• INSTRUCTIONS FOR THE TASK: Can you print the data exactly and leave out each image?

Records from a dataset
-------

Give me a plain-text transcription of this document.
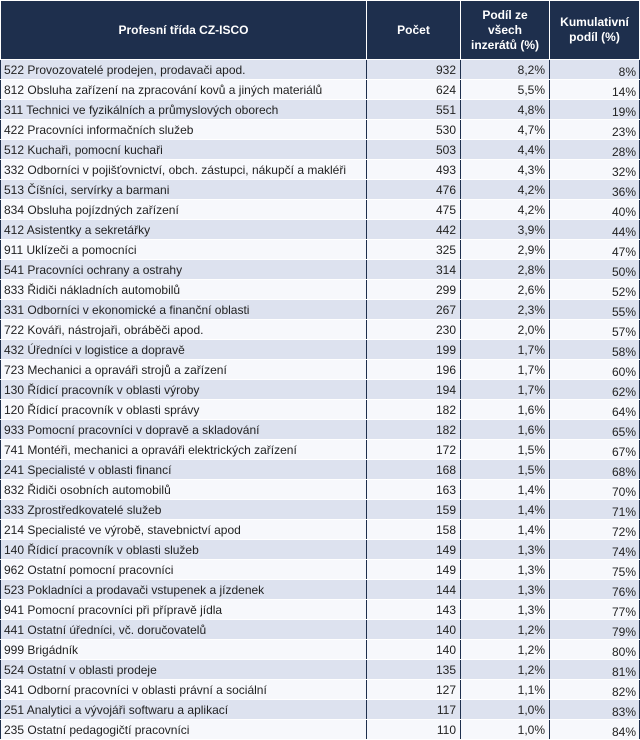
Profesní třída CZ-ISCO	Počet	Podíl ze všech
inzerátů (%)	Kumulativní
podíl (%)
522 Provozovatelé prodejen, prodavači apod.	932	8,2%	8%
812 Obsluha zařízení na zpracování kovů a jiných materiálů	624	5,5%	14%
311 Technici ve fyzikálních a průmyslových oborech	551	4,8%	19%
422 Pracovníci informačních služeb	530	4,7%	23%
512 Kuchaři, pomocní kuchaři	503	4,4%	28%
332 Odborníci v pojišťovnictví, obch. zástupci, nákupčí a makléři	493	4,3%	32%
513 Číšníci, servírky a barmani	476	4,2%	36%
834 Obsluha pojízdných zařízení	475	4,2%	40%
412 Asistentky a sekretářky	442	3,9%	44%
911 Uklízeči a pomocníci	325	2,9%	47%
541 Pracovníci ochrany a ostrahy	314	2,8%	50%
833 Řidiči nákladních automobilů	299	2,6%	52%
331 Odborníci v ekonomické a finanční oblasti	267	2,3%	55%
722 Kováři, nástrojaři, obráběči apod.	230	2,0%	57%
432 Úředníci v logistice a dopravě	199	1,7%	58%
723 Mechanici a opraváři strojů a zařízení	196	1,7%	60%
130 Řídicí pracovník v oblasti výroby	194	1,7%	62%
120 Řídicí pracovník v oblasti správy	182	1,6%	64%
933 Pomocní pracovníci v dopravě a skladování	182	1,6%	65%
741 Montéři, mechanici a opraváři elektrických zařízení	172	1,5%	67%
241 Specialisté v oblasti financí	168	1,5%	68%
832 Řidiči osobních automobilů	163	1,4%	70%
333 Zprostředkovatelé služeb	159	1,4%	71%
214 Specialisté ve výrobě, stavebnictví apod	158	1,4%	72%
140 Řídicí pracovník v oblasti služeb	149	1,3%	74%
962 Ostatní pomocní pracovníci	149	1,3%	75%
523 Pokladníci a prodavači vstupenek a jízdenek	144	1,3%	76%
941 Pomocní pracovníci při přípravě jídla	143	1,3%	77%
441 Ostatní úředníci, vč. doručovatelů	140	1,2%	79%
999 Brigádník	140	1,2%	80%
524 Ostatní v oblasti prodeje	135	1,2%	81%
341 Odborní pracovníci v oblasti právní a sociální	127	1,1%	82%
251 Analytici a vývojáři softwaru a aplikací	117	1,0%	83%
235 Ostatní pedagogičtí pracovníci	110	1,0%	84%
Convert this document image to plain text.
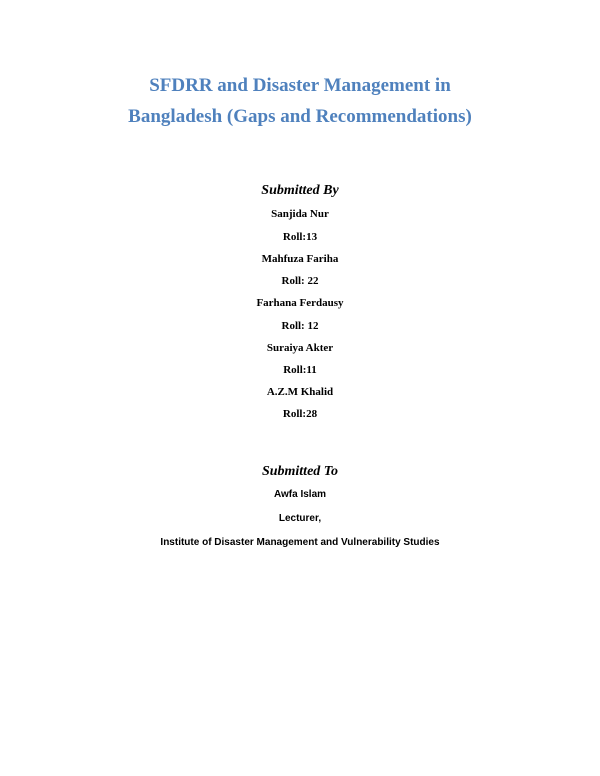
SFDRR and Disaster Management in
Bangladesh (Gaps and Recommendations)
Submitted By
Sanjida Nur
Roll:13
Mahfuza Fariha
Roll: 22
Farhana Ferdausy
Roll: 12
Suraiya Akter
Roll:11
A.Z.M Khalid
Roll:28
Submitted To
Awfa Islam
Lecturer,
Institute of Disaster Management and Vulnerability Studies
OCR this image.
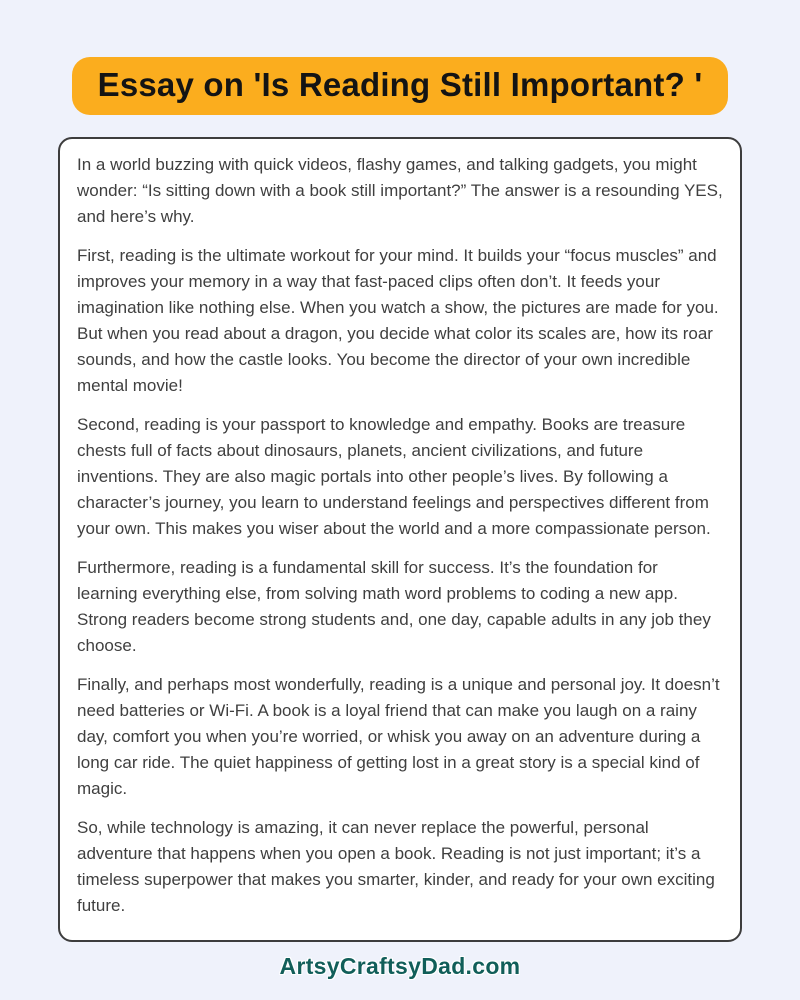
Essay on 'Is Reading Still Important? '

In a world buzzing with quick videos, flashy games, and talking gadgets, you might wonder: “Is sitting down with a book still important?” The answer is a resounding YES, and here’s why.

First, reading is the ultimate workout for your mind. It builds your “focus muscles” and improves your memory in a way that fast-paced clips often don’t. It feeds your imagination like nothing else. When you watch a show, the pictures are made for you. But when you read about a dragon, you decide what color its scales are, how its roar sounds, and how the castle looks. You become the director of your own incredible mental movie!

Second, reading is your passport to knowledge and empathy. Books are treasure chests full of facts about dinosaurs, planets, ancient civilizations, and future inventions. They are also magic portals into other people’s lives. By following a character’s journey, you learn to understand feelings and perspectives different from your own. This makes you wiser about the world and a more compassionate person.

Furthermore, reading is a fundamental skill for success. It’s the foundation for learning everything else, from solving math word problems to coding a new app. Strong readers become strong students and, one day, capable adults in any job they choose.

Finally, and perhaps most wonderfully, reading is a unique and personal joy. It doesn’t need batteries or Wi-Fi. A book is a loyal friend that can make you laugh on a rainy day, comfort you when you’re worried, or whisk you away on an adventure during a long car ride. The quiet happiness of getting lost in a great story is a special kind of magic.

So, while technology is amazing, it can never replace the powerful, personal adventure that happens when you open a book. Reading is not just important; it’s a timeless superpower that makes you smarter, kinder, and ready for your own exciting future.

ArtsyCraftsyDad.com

-------

• EXERCISE OUTPUT:
Give me a plain-text transcription of this document.
Profesní třída CZ-ISCO	Počet	Podíl ze všech
inzerátů (%)	Kumulativní
podíl (%)
522 Provozovatelé prodejen, prodavači apod.	932	8,2%	8%
812 Obsluha zařízení na zpracování kovů a jiných materiálů	624	5,5%	14%
311 Technici ve fyzikálních a průmyslových oborech	551	4,8%	19%
422 Pracovníci informačních služeb	530	4,7%	23%
512 Kuchaři, pomocní kuchaři	503	4,4%	28%
332 Odborníci v pojišťovnictví, obch. zástupci, nákupčí a makléři	493	4,3%	32%
513 Číšníci, servírky a barmani	476	4,2%	36%
834 Obsluha pojízdných zařízení	475	4,2%	40%
412 Asistentky a sekretářky	442	3,9%	44%
911 Uklízeči a pomocníci	325	2,9%	47%
541 Pracovníci ochrany a ostrahy	314	2,8%	50%
833 Řidiči nákladních automobilů	299	2,6%	52%
331 Odborníci v ekonomické a finanční oblasti	267	2,3%	55%
722 Kováři, nástrojaři, obráběči apod.	230	2,0%	57%
432 Úředníci v logistice a dopravě	199	1,7%	58%
723 Mechanici a opraváři strojů a zařízení	196	1,7%	60%
130 Řídicí pracovník v oblasti výroby	194	1,7%	62%
120 Řídicí pracovník v oblasti správy	182	1,6%	64%
933 Pomocní pracovníci v dopravě a skladování	182	1,6%	65%
741 Montéři, mechanici a opraváři elektrických zařízení	172	1,5%	67%
241 Specialisté v oblasti financí	168	1,5%	68%
832 Řidiči osobních automobilů	163	1,4%	70%
333 Zprostředkovatelé služeb	159	1,4%	71%
214 Specialisté ve výrobě, stavebnictví apod	158	1,4%	72%
140 Řídicí pracovník v oblasti služeb	149	1,3%	74%
962 Ostatní pomocní pracovníci	149	1,3%	75%
523 Pokladníci a prodavači vstupenek a jízdenek	144	1,3%	76%
941 Pomocní pracovníci při přípravě jídla	143	1,3%	77%
441 Ostatní úředníci, vč. doručovatelů	140	1,2%	79%
999 Brigádník	140	1,2%	80%
524 Ostatní v oblasti prodeje	135	1,2%	81%
341 Odborní pracovníci v oblasti právní a sociální	127	1,1%	82%
251 Analytici a vývojáři softwaru a aplikací	117	1,0%	83%
235 Ostatní pedagogičtí pracovníci	110	1,0%	84%
Convert this document image to plain text.
SFDRR and Disaster Management in
Bangladesh (Gaps and Recommendations)
Submitted By
Sanjida Nur
Roll:13
Mahfuza Fariha
Roll: 22
Farhana Ferdausy
Roll: 12
Suraiya Akter
Roll:11
A.Z.M Khalid
Roll:28
Submitted To
Awfa Islam
Lecturer,
Institute of Disaster Management and Vulnerability Studies
OCR this image.
Essay on 'Is Reading Still Important? '

In a world buzzing with quick videos, flashy games, and talking gadgets, you might wonder: “Is sitting down with a book still important?” The answer is a resounding YES, and here’s why.

First, reading is the ultimate workout for your mind. It builds your “focus muscles” and improves your memory in a way that fast-paced clips often don’t. It feeds your imagination like nothing else. When you watch a show, the pictures are made for you. But when you read about a dragon, you decide what color its scales are, how its roar sounds, and how the castle looks. You become the director of your own incredible mental movie!

Second, reading is your passport to knowledge and empathy. Books are treasure chests full of facts about dinosaurs, planets, ancient civilizations, and future inventions. They are also magic portals into other people’s lives. By following a character’s journey, you learn to understand feelings and perspectives different from your own. This makes you wiser about the world and a more compassionate person.

Furthermore, reading is a fundamental skill for success. It’s the foundation for learning everything else, from solving math word problems to coding a new app. Strong readers become strong students and, one day, capable adults in any job they choose.

Finally, and perhaps most wonderfully, reading is a unique and personal joy. It doesn’t need batteries or Wi-Fi. A book is a loyal friend that can make you laugh on a rainy day, comfort you when you’re worried, or whisk you away on an adventure during a long car ride. The quiet happiness of getting lost in a great story is a special kind of magic.

So, while technology is amazing, it can never replace the powerful, personal adventure that happens when you open a book. Reading is not just important; it’s a timeless superpower that makes you smarter, kinder, and ready for your own exciting future.

ArtsyCraftsyDad.com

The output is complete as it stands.